Extracted records
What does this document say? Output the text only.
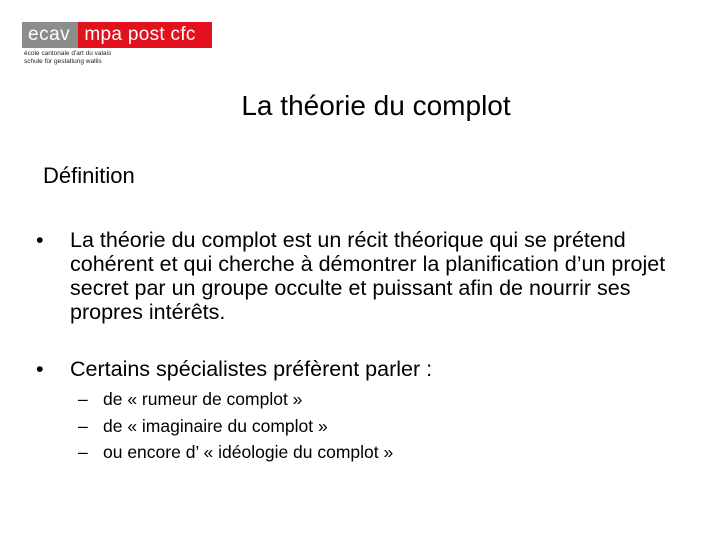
ecav mpa post cfc
école cantonale d'art du valais
schule für gestaltung wallis
La théorie du complot
Définition
• La théorie du complot est un récit théorique qui se prétend cohérent et qui cherche à démontrer la planification d’un projet secret par un groupe occulte et puissant afin de nourrir ses propres intérêts.
• Certains spécialistes préfèrent parler :
– de « rumeur de complot »
– de « imaginaire du complot »
– ou encore d’ « idéologie du complot »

#### Stated task:
Copy everything in the records above except the pictures, exactly as written.

#### Complete answer:
What does this document say? Output the text only.
ecav mpa post cfc
école cantonale d'art du valais
schule für gestaltung wallis
La théorie du complot
Définition
• La théorie du complot est un récit théorique qui se prétend cohérent et qui cherche à démontrer la planification d’un projet secret par un groupe occulte et puissant afin de nourrir ses propres intérêts.
• Certains spécialistes préfèrent parler :
– de « rumeur de complot »
– de « imaginaire du complot »
– ou encore d’ « idéologie du complot »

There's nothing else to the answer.